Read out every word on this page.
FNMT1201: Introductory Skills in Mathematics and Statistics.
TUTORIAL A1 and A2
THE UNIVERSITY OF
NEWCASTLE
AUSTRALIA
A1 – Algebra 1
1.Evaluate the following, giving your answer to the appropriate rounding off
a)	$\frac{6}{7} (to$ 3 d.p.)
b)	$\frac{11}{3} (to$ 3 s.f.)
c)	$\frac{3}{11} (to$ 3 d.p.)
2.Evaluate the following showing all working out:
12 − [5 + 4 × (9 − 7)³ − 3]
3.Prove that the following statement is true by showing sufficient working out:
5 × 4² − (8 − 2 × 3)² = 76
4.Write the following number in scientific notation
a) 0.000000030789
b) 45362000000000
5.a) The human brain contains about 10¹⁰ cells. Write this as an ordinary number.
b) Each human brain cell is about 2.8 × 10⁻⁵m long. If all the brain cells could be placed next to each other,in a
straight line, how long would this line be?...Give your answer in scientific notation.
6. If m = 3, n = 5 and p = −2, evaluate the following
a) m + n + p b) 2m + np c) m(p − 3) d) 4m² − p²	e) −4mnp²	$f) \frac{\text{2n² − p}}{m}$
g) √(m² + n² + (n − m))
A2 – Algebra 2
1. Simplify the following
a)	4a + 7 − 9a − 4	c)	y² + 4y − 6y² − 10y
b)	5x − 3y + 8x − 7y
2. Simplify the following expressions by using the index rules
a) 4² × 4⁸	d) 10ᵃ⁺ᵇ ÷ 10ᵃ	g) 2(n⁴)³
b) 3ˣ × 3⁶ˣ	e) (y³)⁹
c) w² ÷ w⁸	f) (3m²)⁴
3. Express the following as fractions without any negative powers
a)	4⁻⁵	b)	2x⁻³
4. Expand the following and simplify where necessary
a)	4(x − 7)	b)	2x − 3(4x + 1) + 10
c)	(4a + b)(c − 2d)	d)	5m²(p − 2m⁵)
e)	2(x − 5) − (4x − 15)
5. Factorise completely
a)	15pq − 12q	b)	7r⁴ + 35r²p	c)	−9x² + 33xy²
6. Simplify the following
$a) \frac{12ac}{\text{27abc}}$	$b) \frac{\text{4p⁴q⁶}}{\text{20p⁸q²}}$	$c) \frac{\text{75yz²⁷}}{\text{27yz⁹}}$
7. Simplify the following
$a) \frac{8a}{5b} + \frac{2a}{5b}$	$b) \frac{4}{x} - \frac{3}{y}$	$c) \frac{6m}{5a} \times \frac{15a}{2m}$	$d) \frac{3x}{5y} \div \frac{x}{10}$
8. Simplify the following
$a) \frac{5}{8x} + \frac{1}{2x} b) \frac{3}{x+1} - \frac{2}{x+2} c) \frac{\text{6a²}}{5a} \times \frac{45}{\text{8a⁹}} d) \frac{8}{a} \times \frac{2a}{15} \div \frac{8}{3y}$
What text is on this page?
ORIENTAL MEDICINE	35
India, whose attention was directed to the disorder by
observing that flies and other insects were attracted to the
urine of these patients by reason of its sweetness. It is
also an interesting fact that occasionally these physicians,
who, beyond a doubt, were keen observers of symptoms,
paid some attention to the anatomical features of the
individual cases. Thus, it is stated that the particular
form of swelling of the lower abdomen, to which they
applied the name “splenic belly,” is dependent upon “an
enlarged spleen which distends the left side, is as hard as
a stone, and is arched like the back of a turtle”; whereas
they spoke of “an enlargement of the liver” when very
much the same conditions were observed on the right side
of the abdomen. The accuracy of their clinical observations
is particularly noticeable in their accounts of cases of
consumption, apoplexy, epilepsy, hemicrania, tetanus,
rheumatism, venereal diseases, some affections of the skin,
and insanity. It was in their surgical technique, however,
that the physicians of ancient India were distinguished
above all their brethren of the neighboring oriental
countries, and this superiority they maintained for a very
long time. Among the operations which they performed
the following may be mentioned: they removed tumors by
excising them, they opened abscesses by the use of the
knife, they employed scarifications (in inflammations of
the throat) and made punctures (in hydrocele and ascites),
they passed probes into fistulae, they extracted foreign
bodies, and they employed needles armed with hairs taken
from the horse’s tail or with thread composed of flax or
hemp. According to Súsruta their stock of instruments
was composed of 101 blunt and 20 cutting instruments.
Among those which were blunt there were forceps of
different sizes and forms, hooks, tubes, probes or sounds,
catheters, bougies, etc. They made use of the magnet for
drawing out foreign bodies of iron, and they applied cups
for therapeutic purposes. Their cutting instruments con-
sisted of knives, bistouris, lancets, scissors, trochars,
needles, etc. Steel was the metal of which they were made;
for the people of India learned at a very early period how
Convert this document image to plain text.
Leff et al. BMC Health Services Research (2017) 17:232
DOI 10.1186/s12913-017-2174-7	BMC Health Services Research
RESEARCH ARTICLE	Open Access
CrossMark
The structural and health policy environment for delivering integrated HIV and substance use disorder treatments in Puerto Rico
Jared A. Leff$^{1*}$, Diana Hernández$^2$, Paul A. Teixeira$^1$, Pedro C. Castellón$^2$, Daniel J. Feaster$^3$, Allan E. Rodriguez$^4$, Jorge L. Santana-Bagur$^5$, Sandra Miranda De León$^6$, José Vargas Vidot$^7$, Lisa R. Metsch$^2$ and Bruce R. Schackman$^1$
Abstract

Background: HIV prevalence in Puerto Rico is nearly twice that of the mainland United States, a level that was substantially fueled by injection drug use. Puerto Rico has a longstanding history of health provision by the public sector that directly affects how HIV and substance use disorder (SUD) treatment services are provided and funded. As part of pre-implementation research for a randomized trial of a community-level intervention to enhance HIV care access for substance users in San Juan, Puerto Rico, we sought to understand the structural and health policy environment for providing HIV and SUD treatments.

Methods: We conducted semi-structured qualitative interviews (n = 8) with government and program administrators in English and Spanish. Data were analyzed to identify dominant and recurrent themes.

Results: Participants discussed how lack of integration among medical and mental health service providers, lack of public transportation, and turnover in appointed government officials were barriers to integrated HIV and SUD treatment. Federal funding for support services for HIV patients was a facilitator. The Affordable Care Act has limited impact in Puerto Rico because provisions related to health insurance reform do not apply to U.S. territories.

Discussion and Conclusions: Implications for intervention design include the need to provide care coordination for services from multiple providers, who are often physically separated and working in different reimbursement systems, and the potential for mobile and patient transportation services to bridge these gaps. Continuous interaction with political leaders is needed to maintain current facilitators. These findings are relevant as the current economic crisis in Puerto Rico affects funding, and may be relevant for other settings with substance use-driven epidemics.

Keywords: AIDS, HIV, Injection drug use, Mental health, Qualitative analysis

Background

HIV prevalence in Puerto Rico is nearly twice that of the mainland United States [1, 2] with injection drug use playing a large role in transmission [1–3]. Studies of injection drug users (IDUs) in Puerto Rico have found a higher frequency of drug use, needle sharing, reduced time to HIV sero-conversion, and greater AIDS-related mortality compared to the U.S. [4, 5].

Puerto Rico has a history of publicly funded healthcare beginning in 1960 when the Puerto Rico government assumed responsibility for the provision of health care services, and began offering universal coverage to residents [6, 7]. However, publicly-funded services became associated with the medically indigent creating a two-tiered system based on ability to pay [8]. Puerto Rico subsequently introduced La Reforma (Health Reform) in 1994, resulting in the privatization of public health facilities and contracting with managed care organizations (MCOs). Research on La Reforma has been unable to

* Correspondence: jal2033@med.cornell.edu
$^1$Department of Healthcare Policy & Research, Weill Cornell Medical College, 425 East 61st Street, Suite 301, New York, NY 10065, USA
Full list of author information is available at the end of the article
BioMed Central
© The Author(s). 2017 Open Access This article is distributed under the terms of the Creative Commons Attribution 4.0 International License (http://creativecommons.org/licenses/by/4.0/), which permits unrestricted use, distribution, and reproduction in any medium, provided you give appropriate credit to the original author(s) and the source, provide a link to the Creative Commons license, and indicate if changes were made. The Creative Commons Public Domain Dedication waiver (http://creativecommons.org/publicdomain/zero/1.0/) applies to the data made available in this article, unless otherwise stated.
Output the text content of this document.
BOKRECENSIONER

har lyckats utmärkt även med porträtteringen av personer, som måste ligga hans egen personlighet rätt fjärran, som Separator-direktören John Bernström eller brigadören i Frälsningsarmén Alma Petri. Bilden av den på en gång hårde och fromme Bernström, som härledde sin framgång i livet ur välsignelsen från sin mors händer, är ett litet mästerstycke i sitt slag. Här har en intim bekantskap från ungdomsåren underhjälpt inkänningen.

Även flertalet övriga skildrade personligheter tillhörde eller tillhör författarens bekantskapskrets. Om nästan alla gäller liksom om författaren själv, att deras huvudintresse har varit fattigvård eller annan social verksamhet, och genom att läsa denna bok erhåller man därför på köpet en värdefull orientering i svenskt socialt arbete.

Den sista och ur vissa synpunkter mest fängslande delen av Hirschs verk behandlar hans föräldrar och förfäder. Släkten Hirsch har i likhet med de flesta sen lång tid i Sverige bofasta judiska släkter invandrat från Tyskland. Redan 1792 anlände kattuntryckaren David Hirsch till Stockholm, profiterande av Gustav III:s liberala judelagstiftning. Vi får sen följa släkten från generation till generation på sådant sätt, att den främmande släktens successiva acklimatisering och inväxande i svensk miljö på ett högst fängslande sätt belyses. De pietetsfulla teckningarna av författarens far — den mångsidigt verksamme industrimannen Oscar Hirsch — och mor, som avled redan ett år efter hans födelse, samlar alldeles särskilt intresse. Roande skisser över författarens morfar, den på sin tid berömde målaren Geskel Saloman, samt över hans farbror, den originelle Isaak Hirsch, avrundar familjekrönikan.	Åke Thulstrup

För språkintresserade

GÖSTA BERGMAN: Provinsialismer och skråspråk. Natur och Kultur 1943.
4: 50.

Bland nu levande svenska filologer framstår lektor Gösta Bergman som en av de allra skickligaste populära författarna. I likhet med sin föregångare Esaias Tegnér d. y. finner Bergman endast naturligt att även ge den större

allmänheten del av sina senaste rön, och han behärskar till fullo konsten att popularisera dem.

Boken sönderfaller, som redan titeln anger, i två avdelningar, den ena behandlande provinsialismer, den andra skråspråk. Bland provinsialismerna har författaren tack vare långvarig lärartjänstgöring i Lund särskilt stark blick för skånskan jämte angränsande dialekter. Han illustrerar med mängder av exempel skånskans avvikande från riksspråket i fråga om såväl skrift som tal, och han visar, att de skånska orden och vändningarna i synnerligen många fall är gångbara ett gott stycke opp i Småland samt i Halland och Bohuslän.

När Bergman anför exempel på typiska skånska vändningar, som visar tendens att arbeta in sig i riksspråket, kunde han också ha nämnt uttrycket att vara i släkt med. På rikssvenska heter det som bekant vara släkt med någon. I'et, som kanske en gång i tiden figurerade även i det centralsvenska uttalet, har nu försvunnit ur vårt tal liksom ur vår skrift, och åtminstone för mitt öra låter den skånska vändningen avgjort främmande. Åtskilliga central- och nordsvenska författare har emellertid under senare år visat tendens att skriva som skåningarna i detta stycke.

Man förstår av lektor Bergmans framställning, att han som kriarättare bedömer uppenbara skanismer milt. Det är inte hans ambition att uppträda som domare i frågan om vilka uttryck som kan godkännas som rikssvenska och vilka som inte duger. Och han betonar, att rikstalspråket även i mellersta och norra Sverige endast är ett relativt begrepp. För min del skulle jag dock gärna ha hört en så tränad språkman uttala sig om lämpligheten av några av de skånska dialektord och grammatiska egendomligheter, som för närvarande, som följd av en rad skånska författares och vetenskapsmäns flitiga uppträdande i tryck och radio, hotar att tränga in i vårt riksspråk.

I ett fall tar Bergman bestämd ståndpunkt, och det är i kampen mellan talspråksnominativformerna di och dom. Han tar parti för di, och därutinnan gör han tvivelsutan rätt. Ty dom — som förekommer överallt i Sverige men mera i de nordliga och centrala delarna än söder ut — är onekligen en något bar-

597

## [Problem requirements]
The answer must be every line from the records above that contains the word "blunt", copied out.

## [Answer space]
was composed of 101 blunt and 20 cutting instruments.
Among those which were blunt there were forceps of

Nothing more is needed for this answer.